List all lines of the data containing the word "image".

------------------------------

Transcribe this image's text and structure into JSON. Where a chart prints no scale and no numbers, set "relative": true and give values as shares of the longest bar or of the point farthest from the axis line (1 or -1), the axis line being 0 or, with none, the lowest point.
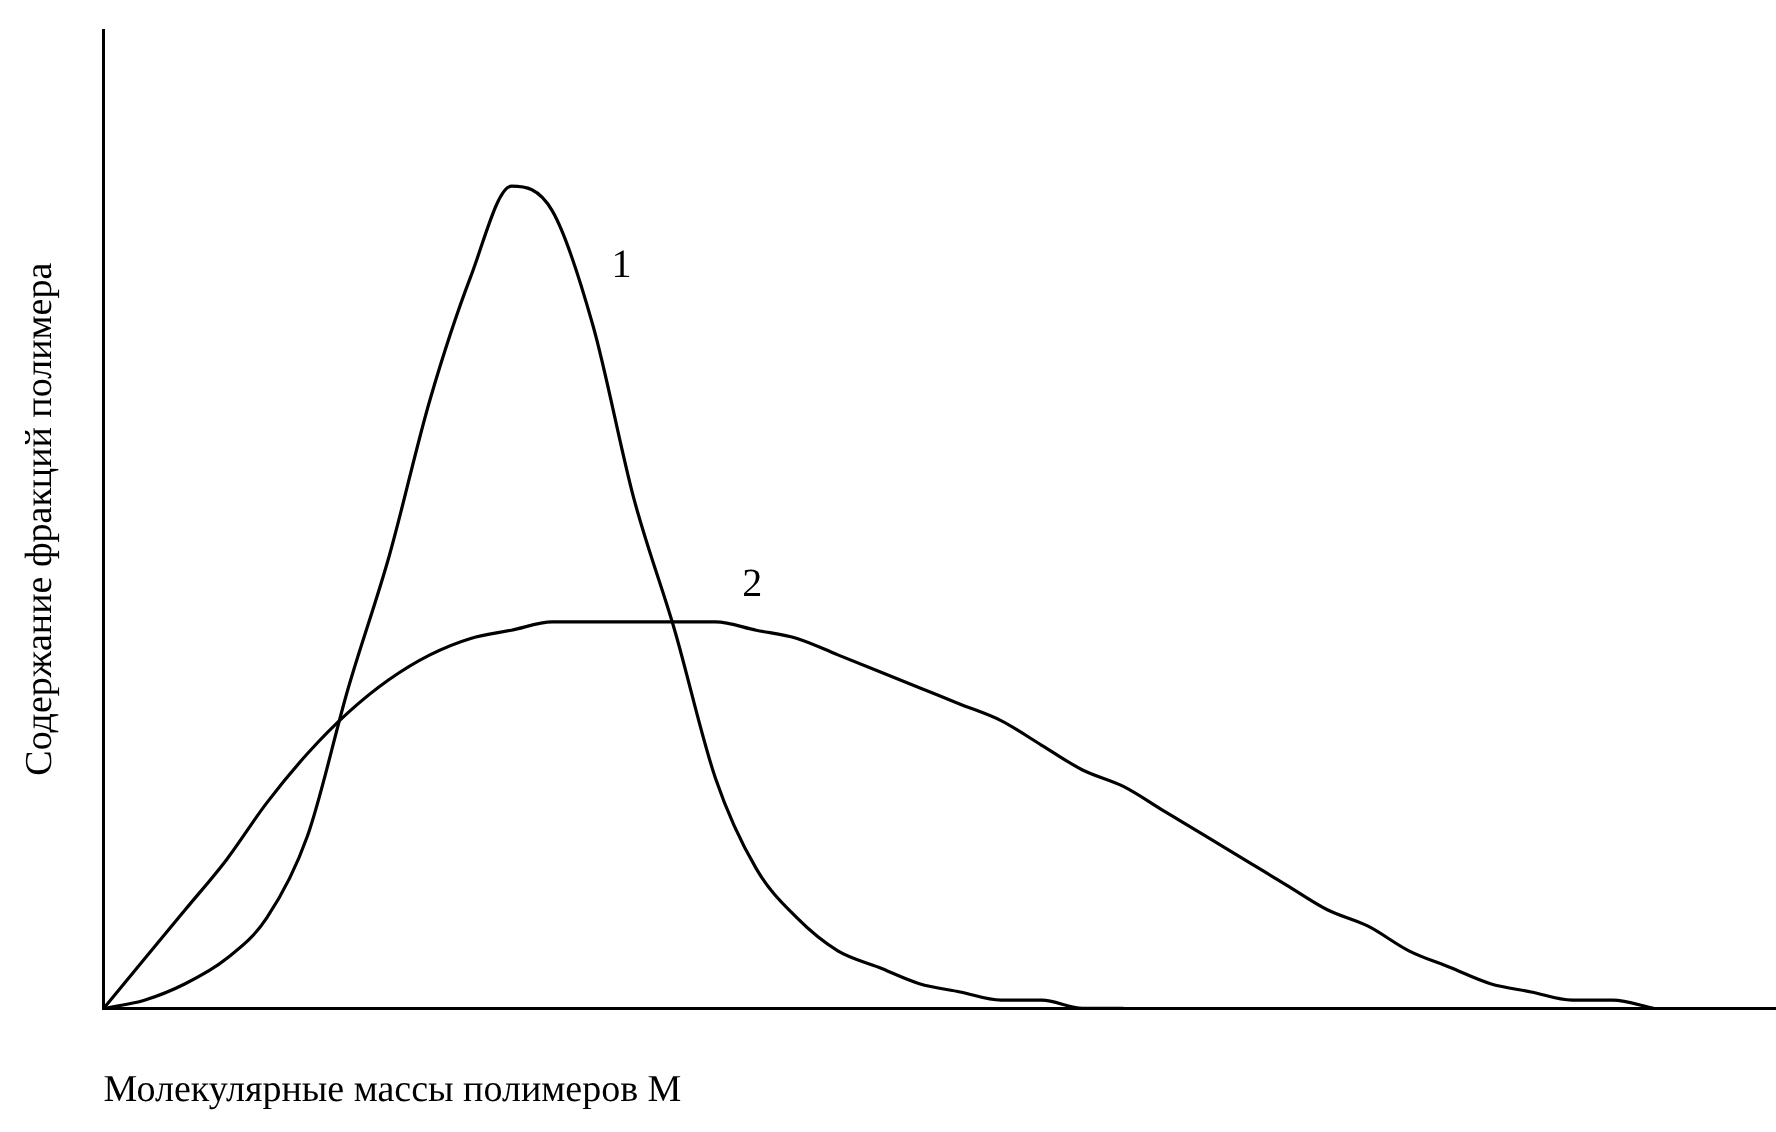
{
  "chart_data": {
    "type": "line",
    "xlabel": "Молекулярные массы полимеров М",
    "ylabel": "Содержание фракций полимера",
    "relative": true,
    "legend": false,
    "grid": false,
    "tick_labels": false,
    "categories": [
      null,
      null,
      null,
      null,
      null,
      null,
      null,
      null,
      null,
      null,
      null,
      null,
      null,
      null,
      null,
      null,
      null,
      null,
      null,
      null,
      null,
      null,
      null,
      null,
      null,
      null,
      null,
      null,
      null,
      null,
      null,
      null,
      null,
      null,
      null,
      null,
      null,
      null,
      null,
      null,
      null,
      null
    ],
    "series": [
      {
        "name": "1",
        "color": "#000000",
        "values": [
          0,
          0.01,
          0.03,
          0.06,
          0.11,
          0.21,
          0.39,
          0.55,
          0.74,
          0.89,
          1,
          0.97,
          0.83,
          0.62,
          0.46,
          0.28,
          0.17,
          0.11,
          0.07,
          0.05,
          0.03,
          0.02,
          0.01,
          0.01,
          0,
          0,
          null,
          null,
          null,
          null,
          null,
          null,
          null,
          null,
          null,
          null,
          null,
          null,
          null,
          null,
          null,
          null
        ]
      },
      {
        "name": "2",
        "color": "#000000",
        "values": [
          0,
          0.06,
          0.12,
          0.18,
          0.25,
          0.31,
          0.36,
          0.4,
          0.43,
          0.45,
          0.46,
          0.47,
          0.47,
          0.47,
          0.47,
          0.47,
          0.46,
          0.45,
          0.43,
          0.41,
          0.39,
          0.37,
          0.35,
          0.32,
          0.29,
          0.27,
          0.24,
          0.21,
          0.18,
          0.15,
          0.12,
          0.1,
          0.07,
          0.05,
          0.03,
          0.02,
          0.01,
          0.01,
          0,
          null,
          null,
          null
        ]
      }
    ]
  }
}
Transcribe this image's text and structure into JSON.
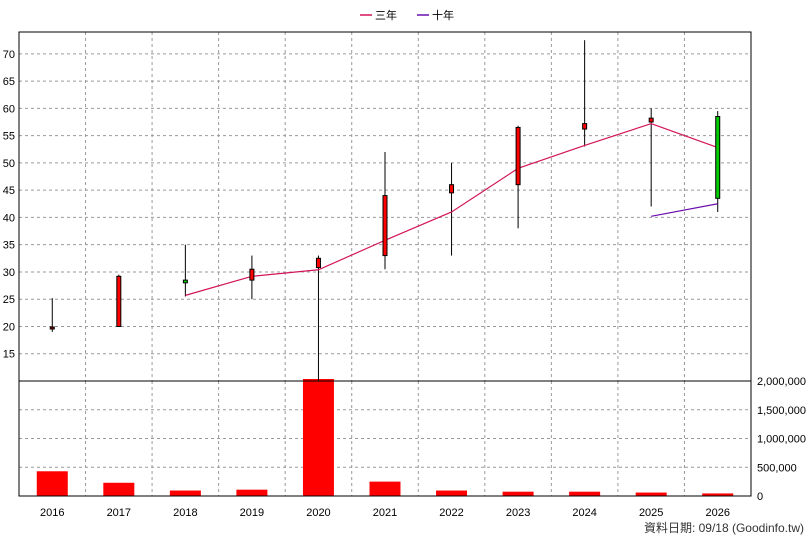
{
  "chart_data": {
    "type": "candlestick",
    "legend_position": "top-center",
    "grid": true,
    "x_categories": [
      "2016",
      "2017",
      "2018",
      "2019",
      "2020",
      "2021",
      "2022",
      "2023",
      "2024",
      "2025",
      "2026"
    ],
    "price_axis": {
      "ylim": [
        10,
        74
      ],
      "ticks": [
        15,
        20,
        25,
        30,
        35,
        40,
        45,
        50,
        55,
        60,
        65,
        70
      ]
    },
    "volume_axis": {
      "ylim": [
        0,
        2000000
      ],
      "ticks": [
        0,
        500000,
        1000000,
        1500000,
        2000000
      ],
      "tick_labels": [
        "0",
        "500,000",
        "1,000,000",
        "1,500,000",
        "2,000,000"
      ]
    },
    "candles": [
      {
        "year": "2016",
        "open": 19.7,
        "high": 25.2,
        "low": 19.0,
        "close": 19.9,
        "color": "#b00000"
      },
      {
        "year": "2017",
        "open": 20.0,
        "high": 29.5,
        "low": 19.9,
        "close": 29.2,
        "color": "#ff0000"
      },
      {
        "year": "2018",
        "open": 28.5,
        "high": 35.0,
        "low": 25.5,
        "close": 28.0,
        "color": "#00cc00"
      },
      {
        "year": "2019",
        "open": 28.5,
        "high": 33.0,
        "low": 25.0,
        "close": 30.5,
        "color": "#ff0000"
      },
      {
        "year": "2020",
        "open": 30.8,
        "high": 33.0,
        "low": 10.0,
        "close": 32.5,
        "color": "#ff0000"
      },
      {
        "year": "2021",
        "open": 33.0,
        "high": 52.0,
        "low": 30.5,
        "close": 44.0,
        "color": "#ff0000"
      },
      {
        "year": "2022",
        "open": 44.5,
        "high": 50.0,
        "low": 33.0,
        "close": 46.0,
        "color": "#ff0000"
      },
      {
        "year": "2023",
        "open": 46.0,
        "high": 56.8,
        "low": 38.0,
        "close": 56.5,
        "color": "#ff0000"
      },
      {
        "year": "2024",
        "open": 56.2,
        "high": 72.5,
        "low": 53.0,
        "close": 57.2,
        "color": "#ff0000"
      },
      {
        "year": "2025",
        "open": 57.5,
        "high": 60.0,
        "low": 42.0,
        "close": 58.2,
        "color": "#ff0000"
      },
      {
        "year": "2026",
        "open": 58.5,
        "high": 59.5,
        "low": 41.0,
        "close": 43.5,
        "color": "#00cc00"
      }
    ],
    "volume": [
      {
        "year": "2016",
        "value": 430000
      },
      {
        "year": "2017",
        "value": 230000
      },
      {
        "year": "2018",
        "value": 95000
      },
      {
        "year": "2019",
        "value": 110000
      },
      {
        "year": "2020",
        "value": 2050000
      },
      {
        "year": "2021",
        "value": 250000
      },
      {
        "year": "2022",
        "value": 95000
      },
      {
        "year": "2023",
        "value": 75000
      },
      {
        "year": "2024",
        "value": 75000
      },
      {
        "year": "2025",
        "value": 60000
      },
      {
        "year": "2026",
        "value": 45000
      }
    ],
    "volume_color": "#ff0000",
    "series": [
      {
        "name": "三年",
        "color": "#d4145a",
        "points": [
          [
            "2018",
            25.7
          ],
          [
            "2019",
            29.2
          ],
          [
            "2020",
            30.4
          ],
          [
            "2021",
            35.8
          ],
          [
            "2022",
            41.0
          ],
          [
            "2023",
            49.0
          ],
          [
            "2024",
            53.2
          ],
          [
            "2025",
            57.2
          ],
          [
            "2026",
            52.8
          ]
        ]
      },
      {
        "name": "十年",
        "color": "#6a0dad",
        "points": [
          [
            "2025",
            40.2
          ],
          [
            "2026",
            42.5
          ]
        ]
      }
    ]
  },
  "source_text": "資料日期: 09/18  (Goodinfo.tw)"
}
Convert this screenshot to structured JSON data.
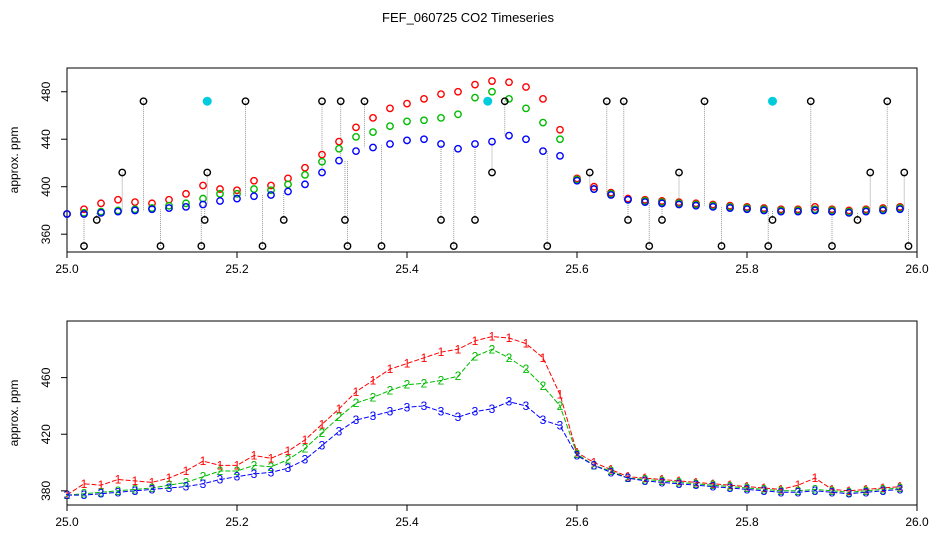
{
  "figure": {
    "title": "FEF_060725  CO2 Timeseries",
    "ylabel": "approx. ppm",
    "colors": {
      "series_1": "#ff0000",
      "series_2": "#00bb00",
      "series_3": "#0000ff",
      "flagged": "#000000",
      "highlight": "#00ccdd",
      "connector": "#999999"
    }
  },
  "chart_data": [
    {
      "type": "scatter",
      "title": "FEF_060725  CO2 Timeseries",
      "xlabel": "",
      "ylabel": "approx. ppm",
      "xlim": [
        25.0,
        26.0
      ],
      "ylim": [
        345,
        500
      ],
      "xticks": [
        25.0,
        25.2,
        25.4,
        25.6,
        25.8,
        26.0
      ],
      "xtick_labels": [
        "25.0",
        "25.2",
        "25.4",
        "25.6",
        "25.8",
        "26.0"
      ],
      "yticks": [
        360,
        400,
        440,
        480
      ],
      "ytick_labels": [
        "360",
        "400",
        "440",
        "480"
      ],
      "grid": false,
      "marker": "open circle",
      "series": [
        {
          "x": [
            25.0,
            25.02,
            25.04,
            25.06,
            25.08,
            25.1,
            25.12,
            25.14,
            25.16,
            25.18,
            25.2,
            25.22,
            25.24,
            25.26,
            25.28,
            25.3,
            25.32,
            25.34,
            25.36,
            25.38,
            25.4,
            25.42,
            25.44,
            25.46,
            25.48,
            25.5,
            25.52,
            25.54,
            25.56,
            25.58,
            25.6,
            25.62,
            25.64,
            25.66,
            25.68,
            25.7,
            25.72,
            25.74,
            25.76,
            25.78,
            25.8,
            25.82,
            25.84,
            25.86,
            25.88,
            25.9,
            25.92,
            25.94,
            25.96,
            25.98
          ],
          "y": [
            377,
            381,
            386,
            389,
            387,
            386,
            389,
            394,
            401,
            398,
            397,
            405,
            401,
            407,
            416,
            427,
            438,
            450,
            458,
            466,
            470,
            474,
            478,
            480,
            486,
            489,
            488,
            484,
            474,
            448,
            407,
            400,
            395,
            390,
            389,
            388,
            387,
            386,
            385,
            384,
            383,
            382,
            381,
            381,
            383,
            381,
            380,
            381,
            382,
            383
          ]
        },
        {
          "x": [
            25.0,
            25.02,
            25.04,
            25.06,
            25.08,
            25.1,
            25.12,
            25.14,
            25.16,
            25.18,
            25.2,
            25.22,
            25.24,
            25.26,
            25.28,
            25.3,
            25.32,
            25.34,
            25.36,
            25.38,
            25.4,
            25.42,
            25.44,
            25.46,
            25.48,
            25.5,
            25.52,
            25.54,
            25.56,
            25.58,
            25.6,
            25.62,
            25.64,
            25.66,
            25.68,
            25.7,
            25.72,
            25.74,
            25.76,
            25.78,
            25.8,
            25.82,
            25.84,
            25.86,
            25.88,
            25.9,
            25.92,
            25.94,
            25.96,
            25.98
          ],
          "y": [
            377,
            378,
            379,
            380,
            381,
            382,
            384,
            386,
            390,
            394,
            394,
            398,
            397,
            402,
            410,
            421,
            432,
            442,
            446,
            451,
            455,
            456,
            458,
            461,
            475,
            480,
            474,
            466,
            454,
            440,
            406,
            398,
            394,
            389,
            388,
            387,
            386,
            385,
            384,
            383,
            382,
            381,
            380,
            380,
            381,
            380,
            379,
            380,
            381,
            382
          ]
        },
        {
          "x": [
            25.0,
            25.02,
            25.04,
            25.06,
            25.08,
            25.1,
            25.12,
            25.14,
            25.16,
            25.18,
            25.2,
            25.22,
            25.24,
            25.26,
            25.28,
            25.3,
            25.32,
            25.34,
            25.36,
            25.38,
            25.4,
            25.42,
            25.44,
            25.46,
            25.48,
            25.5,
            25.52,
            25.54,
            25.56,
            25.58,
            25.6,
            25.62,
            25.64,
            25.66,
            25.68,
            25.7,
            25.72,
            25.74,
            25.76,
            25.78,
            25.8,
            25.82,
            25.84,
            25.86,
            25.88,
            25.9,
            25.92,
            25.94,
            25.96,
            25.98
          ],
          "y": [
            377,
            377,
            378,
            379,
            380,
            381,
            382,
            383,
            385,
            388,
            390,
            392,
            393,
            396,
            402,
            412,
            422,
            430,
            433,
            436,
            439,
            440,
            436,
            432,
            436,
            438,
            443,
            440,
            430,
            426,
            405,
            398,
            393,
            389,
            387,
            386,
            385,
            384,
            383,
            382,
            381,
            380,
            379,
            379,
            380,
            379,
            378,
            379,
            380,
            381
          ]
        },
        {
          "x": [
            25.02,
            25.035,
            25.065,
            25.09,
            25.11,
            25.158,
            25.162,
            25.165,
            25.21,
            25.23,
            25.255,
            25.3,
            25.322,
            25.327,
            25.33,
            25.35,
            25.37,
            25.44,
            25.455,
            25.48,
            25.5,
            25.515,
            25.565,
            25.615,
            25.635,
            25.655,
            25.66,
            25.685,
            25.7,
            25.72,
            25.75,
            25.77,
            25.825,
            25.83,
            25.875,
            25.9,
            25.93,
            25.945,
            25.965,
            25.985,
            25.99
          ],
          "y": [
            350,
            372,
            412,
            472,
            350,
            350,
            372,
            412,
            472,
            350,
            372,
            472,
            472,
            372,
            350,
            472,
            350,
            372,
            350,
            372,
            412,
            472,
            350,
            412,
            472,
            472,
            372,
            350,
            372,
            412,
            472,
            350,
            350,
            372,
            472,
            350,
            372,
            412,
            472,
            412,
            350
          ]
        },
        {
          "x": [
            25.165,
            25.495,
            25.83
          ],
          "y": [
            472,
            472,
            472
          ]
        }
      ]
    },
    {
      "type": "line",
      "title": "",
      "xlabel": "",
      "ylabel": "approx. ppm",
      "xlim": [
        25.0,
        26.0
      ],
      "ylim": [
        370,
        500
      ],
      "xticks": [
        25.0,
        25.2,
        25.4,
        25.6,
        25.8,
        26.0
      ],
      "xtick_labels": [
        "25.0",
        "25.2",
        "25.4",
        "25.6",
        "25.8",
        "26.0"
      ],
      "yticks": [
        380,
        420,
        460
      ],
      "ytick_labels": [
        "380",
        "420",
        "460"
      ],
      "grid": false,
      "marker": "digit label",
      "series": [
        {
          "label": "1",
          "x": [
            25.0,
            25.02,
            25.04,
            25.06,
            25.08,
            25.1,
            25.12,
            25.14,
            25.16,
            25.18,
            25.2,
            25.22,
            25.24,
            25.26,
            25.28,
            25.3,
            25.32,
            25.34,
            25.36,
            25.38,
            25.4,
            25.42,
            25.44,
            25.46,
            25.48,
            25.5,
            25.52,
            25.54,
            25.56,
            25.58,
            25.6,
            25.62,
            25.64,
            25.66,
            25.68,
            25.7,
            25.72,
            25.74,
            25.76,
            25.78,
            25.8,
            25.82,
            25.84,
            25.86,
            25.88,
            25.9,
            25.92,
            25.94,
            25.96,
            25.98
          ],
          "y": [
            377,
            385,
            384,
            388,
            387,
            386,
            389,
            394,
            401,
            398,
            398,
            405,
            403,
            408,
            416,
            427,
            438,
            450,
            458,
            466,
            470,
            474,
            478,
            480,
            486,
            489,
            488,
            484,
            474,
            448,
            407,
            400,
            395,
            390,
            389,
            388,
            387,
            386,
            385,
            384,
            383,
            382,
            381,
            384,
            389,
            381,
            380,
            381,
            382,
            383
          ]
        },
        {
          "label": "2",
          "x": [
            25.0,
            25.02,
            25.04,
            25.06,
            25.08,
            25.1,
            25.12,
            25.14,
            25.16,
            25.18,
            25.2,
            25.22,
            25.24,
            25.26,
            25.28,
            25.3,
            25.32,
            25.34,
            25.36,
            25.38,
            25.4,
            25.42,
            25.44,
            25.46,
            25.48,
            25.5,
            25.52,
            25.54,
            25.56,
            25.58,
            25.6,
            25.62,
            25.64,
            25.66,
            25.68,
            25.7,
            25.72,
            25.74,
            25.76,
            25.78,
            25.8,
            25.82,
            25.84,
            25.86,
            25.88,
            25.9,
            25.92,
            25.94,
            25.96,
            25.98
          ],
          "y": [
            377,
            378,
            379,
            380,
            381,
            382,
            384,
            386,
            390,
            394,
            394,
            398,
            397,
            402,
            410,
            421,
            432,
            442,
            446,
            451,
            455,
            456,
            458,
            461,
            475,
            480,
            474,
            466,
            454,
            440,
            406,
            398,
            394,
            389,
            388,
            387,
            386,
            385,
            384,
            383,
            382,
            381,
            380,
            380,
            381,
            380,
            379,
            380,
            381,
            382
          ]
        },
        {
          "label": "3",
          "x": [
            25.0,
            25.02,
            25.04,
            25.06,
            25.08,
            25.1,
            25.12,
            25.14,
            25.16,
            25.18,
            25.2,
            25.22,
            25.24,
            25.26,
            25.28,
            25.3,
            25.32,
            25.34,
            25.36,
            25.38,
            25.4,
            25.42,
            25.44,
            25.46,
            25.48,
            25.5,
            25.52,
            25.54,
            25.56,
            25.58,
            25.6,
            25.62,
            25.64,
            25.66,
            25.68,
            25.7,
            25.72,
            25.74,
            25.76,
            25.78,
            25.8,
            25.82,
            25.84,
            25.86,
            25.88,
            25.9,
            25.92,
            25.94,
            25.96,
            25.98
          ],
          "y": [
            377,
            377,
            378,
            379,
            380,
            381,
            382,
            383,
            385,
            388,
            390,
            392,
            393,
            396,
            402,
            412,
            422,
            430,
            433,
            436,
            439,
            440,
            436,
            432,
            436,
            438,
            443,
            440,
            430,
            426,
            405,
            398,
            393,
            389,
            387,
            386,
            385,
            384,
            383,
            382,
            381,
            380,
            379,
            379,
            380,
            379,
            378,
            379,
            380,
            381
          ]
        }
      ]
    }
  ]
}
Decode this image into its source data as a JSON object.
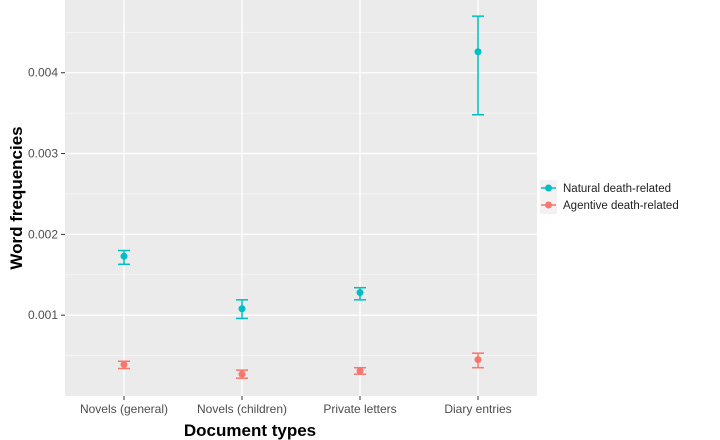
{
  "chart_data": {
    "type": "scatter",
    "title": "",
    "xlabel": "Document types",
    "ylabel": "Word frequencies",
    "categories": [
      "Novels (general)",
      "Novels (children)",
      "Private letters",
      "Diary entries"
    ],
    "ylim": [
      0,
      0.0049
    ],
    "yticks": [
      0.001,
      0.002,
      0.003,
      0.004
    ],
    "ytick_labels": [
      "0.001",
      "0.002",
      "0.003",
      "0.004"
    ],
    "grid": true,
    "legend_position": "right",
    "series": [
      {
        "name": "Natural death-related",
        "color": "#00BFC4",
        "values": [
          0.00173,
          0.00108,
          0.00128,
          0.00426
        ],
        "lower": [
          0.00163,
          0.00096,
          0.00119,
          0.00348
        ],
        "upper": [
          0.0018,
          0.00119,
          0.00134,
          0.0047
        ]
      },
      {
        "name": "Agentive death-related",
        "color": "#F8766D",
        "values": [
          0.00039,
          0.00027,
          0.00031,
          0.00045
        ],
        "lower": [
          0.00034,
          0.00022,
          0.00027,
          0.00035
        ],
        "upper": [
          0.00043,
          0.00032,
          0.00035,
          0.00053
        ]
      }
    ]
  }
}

------------------------------

• [The solution]:
Transcribe this image's text and structure into JSON. Where a chart prints no scale and no numbers, set "relative": true and give values as shares of the longest bar or of the point farthest from the axis line (1 or -1), the axis line being 0 or, with none, the lowest point.
Transcribe this image's text and structure into JSON.
Decode this image into its source data as a JSON object.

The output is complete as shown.